***** Material for this task *****

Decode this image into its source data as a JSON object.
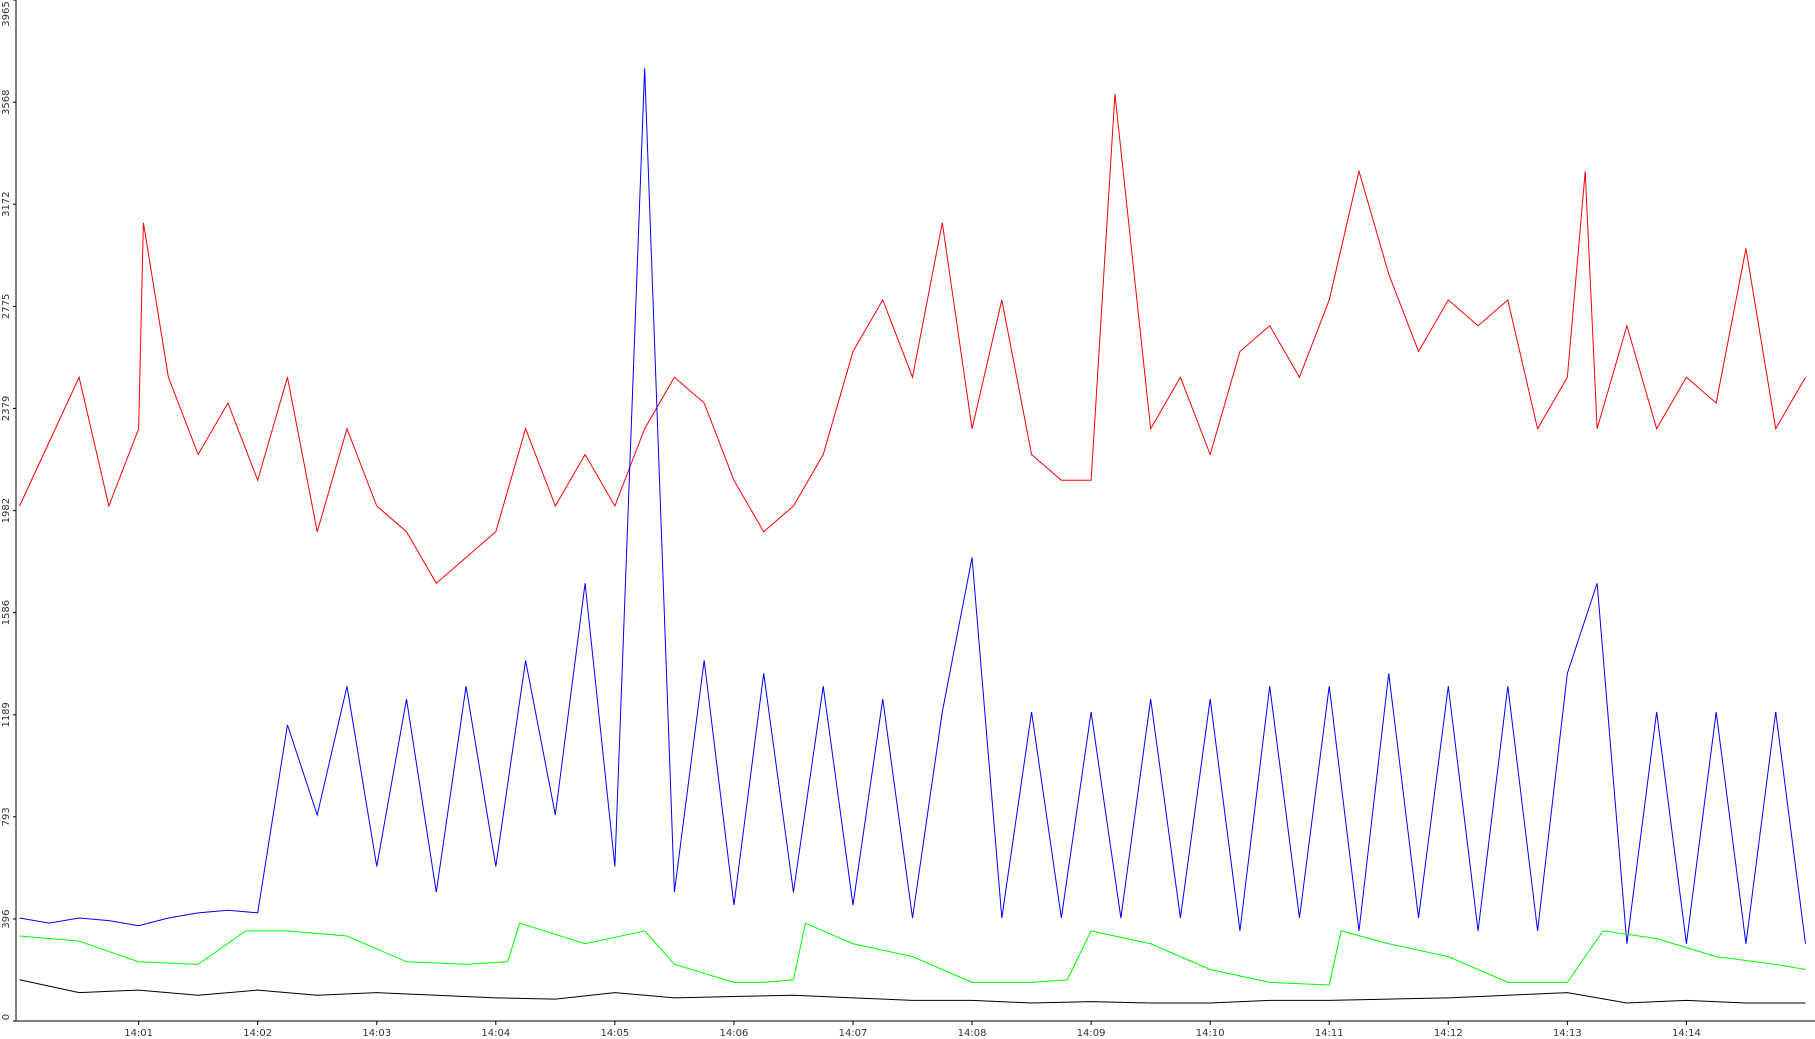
{
  "chart_data": {
    "type": "line",
    "xlim": [
      -0.03,
      15.08
    ],
    "ylim": [
      0,
      3965
    ],
    "xticks": [
      {
        "value": 1,
        "label": "14:01"
      },
      {
        "value": 2,
        "label": "14:02"
      },
      {
        "value": 3,
        "label": "14:03"
      },
      {
        "value": 4,
        "label": "14:04"
      },
      {
        "value": 5,
        "label": "14:05"
      },
      {
        "value": 6,
        "label": "14:06"
      },
      {
        "value": 7,
        "label": "14:07"
      },
      {
        "value": 8,
        "label": "14:08"
      },
      {
        "value": 9,
        "label": "14:09"
      },
      {
        "value": 10,
        "label": "14:10"
      },
      {
        "value": 11,
        "label": "14:11"
      },
      {
        "value": 12,
        "label": "14:12"
      },
      {
        "value": 13,
        "label": "14:13"
      },
      {
        "value": 14,
        "label": "14:14"
      }
    ],
    "yticks": [
      0,
      396,
      793,
      1189,
      1586,
      1982,
      2379,
      2775,
      3172,
      3568,
      3965
    ],
    "series": [
      {
        "color": "#ff0000",
        "x": [
          0,
          0.25,
          0.5,
          0.75,
          1.0,
          1.04,
          1.25,
          1.5,
          1.75,
          2.0,
          2.25,
          2.5,
          2.75,
          3.0,
          3.25,
          3.5,
          3.75,
          4.0,
          4.25,
          4.5,
          4.75,
          5.0,
          5.25,
          5.5,
          5.75,
          6.0,
          6.25,
          6.5,
          6.75,
          7.0,
          7.25,
          7.5,
          7.75,
          8.0,
          8.25,
          8.5,
          8.75,
          9.0,
          9.2,
          9.5,
          9.75,
          10.0,
          10.25,
          10.5,
          10.75,
          11.0,
          11.25,
          11.5,
          11.75,
          12.0,
          12.25,
          12.5,
          12.75,
          13.0,
          13.15,
          13.25,
          13.5,
          13.75,
          14.0,
          14.25,
          14.5,
          14.75,
          15.0
        ],
        "values": [
          2000,
          2250,
          2500,
          2000,
          2300,
          3100,
          2500,
          2200,
          2400,
          2100,
          2500,
          1900,
          2300,
          2000,
          1900,
          1700,
          1800,
          1900,
          2300,
          2000,
          2200,
          2000,
          2300,
          2500,
          2400,
          2100,
          1900,
          2000,
          2200,
          2600,
          2800,
          2500,
          3100,
          2300,
          2800,
          2200,
          2100,
          2100,
          3600,
          2300,
          2500,
          2200,
          2600,
          2700,
          2500,
          2800,
          3300,
          2900,
          2600,
          2800,
          2700,
          2800,
          2300,
          2500,
          3300,
          2300,
          2700,
          2300,
          2500,
          2400,
          3000,
          2300,
          2500
        ]
      },
      {
        "color": "#0000ff",
        "x": [
          0,
          0.25,
          0.5,
          0.75,
          1.0,
          1.25,
          1.5,
          1.75,
          2.0,
          2.25,
          2.5,
          2.75,
          3.0,
          3.25,
          3.5,
          3.75,
          4.0,
          4.25,
          4.5,
          4.75,
          5.0,
          5.25,
          5.5,
          5.75,
          6.0,
          6.25,
          6.5,
          6.75,
          7.0,
          7.25,
          7.5,
          7.75,
          8.0,
          8.25,
          8.5,
          8.75,
          9.0,
          9.25,
          9.5,
          9.75,
          10.0,
          10.25,
          10.5,
          10.75,
          11.0,
          11.25,
          11.5,
          11.75,
          12.0,
          12.25,
          12.5,
          12.75,
          13.0,
          13.25,
          13.5,
          13.75,
          14.0,
          14.25,
          14.5,
          14.75,
          15.0
        ],
        "values": [
          400,
          380,
          400,
          390,
          370,
          400,
          420,
          430,
          420,
          1150,
          800,
          1300,
          600,
          1250,
          500,
          1300,
          600,
          1400,
          800,
          1700,
          600,
          3700,
          500,
          1400,
          450,
          1350,
          500,
          1300,
          450,
          1250,
          400,
          1200,
          1800,
          400,
          1200,
          400,
          1200,
          400,
          1250,
          400,
          1250,
          350,
          1300,
          400,
          1300,
          350,
          1350,
          400,
          1300,
          350,
          1300,
          350,
          1350,
          1700,
          300,
          1200,
          300,
          1200,
          300,
          1200,
          300
        ]
      },
      {
        "color": "#00ff00",
        "x": [
          0,
          0.5,
          1.0,
          1.5,
          1.9,
          2.25,
          2.75,
          3.25,
          3.75,
          4.1,
          4.2,
          4.75,
          5.25,
          5.5,
          6.0,
          6.25,
          6.5,
          6.6,
          7.0,
          7.5,
          8.0,
          8.5,
          8.8,
          9.0,
          9.5,
          10.0,
          10.5,
          11.0,
          11.1,
          11.5,
          12.0,
          12.5,
          13.0,
          13.3,
          13.75,
          14.25,
          14.75,
          15.0
        ],
        "values": [
          330,
          310,
          230,
          220,
          350,
          350,
          330,
          230,
          220,
          230,
          380,
          300,
          350,
          220,
          150,
          150,
          160,
          380,
          300,
          250,
          150,
          150,
          160,
          350,
          300,
          200,
          150,
          140,
          350,
          300,
          250,
          150,
          150,
          350,
          320,
          250,
          220,
          200
        ]
      },
      {
        "color": "#000000",
        "x": [
          0,
          0.5,
          1.0,
          1.5,
          2.0,
          2.5,
          3.0,
          3.5,
          4.0,
          4.5,
          5.0,
          5.5,
          6.0,
          6.5,
          7.0,
          7.5,
          8.0,
          8.5,
          9.0,
          9.5,
          10.0,
          10.5,
          11.0,
          11.5,
          12.0,
          12.5,
          13.0,
          13.5,
          14.0,
          14.5,
          15.0
        ],
        "values": [
          160,
          110,
          120,
          100,
          120,
          100,
          110,
          100,
          90,
          85,
          110,
          90,
          95,
          100,
          90,
          80,
          80,
          70,
          75,
          70,
          70,
          80,
          80,
          85,
          90,
          100,
          110,
          70,
          80,
          70,
          70
        ]
      }
    ]
  }
}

*****

Quote the records above in full, dropping each picture.

Decode this image into its source data as a JSON object.
{
  "chart_data": {
    "type": "line",
    "xlim": [
      -0.03,
      15.08
    ],
    "ylim": [
      0,
      3965
    ],
    "xticks": [
      {
        "value": 1,
        "label": "14:01"
      },
      {
        "value": 2,
        "label": "14:02"
      },
      {
        "value": 3,
        "label": "14:03"
      },
      {
        "value": 4,
        "label": "14:04"
      },
      {
        "value": 5,
        "label": "14:05"
      },
      {
        "value": 6,
        "label": "14:06"
      },
      {
        "value": 7,
        "label": "14:07"
      },
      {
        "value": 8,
        "label": "14:08"
      },
      {
        "value": 9,
        "label": "14:09"
      },
      {
        "value": 10,
        "label": "14:10"
      },
      {
        "value": 11,
        "label": "14:11"
      },
      {
        "value": 12,
        "label": "14:12"
      },
      {
        "value": 13,
        "label": "14:13"
      },
      {
        "value": 14,
        "label": "14:14"
      }
    ],
    "yticks": [
      0,
      396,
      793,
      1189,
      1586,
      1982,
      2379,
      2775,
      3172,
      3568,
      3965
    ],
    "series": [
      {
        "color": "#ff0000",
        "x": [
          0,
          0.25,
          0.5,
          0.75,
          1.0,
          1.04,
          1.25,
          1.5,
          1.75,
          2.0,
          2.25,
          2.5,
          2.75,
          3.0,
          3.25,
          3.5,
          3.75,
          4.0,
          4.25,
          4.5,
          4.75,
          5.0,
          5.25,
          5.5,
          5.75,
          6.0,
          6.25,
          6.5,
          6.75,
          7.0,
          7.25,
          7.5,
          7.75,
          8.0,
          8.25,
          8.5,
          8.75,
          9.0,
          9.2,
          9.5,
          9.75,
          10.0,
          10.25,
          10.5,
          10.75,
          11.0,
          11.25,
          11.5,
          11.75,
          12.0,
          12.25,
          12.5,
          12.75,
          13.0,
          13.15,
          13.25,
          13.5,
          13.75,
          14.0,
          14.25,
          14.5,
          14.75,
          15.0
        ],
        "values": [
          2000,
          2250,
          2500,
          2000,
          2300,
          3100,
          2500,
          2200,
          2400,
          2100,
          2500,
          1900,
          2300,
          2000,
          1900,
          1700,
          1800,
          1900,
          2300,
          2000,
          2200,
          2000,
          2300,
          2500,
          2400,
          2100,
          1900,
          2000,
          2200,
          2600,
          2800,
          2500,
          3100,
          2300,
          2800,
          2200,
          2100,
          2100,
          3600,
          2300,
          2500,
          2200,
          2600,
          2700,
          2500,
          2800,
          3300,
          2900,
          2600,
          2800,
          2700,
          2800,
          2300,
          2500,
          3300,
          2300,
          2700,
          2300,
          2500,
          2400,
          3000,
          2300,
          2500
        ]
      },
      {
        "color": "#0000ff",
        "x": [
          0,
          0.25,
          0.5,
          0.75,
          1.0,
          1.25,
          1.5,
          1.75,
          2.0,
          2.25,
          2.5,
          2.75,
          3.0,
          3.25,
          3.5,
          3.75,
          4.0,
          4.25,
          4.5,
          4.75,
          5.0,
          5.25,
          5.5,
          5.75,
          6.0,
          6.25,
          6.5,
          6.75,
          7.0,
          7.25,
          7.5,
          7.75,
          8.0,
          8.25,
          8.5,
          8.75,
          9.0,
          9.25,
          9.5,
          9.75,
          10.0,
          10.25,
          10.5,
          10.75,
          11.0,
          11.25,
          11.5,
          11.75,
          12.0,
          12.25,
          12.5,
          12.75,
          13.0,
          13.25,
          13.5,
          13.75,
          14.0,
          14.25,
          14.5,
          14.75,
          15.0
        ],
        "values": [
          400,
          380,
          400,
          390,
          370,
          400,
          420,
          430,
          420,
          1150,
          800,
          1300,
          600,
          1250,
          500,
          1300,
          600,
          1400,
          800,
          1700,
          600,
          3700,
          500,
          1400,
          450,
          1350,
          500,
          1300,
          450,
          1250,
          400,
          1200,
          1800,
          400,
          1200,
          400,
          1200,
          400,
          1250,
          400,
          1250,
          350,
          1300,
          400,
          1300,
          350,
          1350,
          400,
          1300,
          350,
          1300,
          350,
          1350,
          1700,
          300,
          1200,
          300,
          1200,
          300,
          1200,
          300
        ]
      },
      {
        "color": "#00ff00",
        "x": [
          0,
          0.5,
          1.0,
          1.5,
          1.9,
          2.25,
          2.75,
          3.25,
          3.75,
          4.1,
          4.2,
          4.75,
          5.25,
          5.5,
          6.0,
          6.25,
          6.5,
          6.6,
          7.0,
          7.5,
          8.0,
          8.5,
          8.8,
          9.0,
          9.5,
          10.0,
          10.5,
          11.0,
          11.1,
          11.5,
          12.0,
          12.5,
          13.0,
          13.3,
          13.75,
          14.25,
          14.75,
          15.0
        ],
        "values": [
          330,
          310,
          230,
          220,
          350,
          350,
          330,
          230,
          220,
          230,
          380,
          300,
          350,
          220,
          150,
          150,
          160,
          380,
          300,
          250,
          150,
          150,
          160,
          350,
          300,
          200,
          150,
          140,
          350,
          300,
          250,
          150,
          150,
          350,
          320,
          250,
          220,
          200
        ]
      },
      {
        "color": "#000000",
        "x": [
          0,
          0.5,
          1.0,
          1.5,
          2.0,
          2.5,
          3.0,
          3.5,
          4.0,
          4.5,
          5.0,
          5.5,
          6.0,
          6.5,
          7.0,
          7.5,
          8.0,
          8.5,
          9.0,
          9.5,
          10.0,
          10.5,
          11.0,
          11.5,
          12.0,
          12.5,
          13.0,
          13.5,
          14.0,
          14.5,
          15.0
        ],
        "values": [
          160,
          110,
          120,
          100,
          120,
          100,
          110,
          100,
          90,
          85,
          110,
          90,
          95,
          100,
          90,
          80,
          80,
          70,
          75,
          70,
          70,
          80,
          80,
          85,
          90,
          100,
          110,
          70,
          80,
          70,
          70
        ]
      }
    ]
  }
}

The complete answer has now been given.